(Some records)
— begin —
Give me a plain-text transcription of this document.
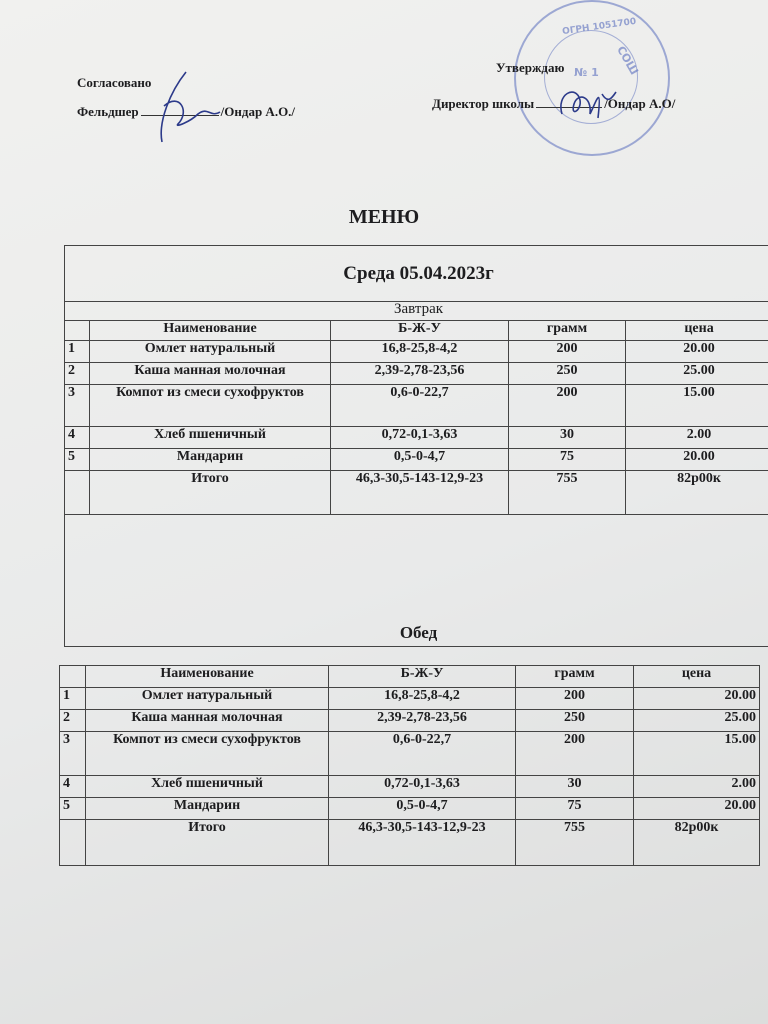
Согласовано
Фельдшер	/Ондар А.О./
№ 1 СОШ
ОГРН 1051700
Утверждаю
Директор школы	/Ондар А.О/
МЕНЮ
Среда 05.04.2023г				
Завтрак				
	Наименование	Б-Ж-У	грамм	цена
1	Омлет натуральный	16,8-25,8-4,2	200	20.00
2	Каша манная молочная	2,39-2,78-23,56	250	25.00
3	Компот из смеси сухофруктов	0,6-0-22,7	200	15.00
4	Хлеб пшеничный	0,72-0,1-3,63	30	2.00
5	Мандарин	0,5-0-4,7	75	20.00
	Итого	46,3-30,5-143-12,9-23	755	82р00к
Обед				
	Наименование	Б-Ж-У	грамм	цена
1	Омлет натуральный	16,8-25,8-4,2	200	20.00
2	Каша манная молочная	2,39-2,78-23,56	250	25.00
3	Компот из смеси сухофруктов	0,6-0-22,7	200	15.00
4	Хлеб пшеничный	0,72-0,1-3,63	30	2.00
5	Мандарин	0,5-0-4,7	75	20.00
	Итого	46,3-30,5-143-12,9-23	755	82р00к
— end —
> **JOB**:
All entries are to be retyped exactly. Omit any embedded images.

> **FULL SOLUTION**:
Give me a plain-text transcription of this document.
Согласовано
Фельдшер	/Ондар А.О./
№ 1 СОШ
ОГРН 1051700
Утверждаю
Директор школы	/Ондар А.О/
МЕНЮ
Среда 05.04.2023г				
Завтрак				
	Наименование	Б-Ж-У	грамм	цена
1	Омлет натуральный	16,8-25,8-4,2	200	20.00
2	Каша манная молочная	2,39-2,78-23,56	250	25.00
3	Компот из смеси сухофруктов	0,6-0-22,7	200	15.00
4	Хлеб пшеничный	0,72-0,1-3,63	30	2.00
5	Мандарин	0,5-0-4,7	75	20.00
	Итого	46,3-30,5-143-12,9-23	755	82р00к
Обед				
	Наименование	Б-Ж-У	грамм	цена
1	Омлет натуральный	16,8-25,8-4,2	200	20.00
2	Каша манная молочная	2,39-2,78-23,56	250	25.00
3	Компот из смеси сухофруктов	0,6-0-22,7	200	15.00
4	Хлеб пшеничный	0,72-0,1-3,63	30	2.00
5	Мандарин	0,5-0-4,7	75	20.00
	Итого	46,3-30,5-143-12,9-23	755	82р00к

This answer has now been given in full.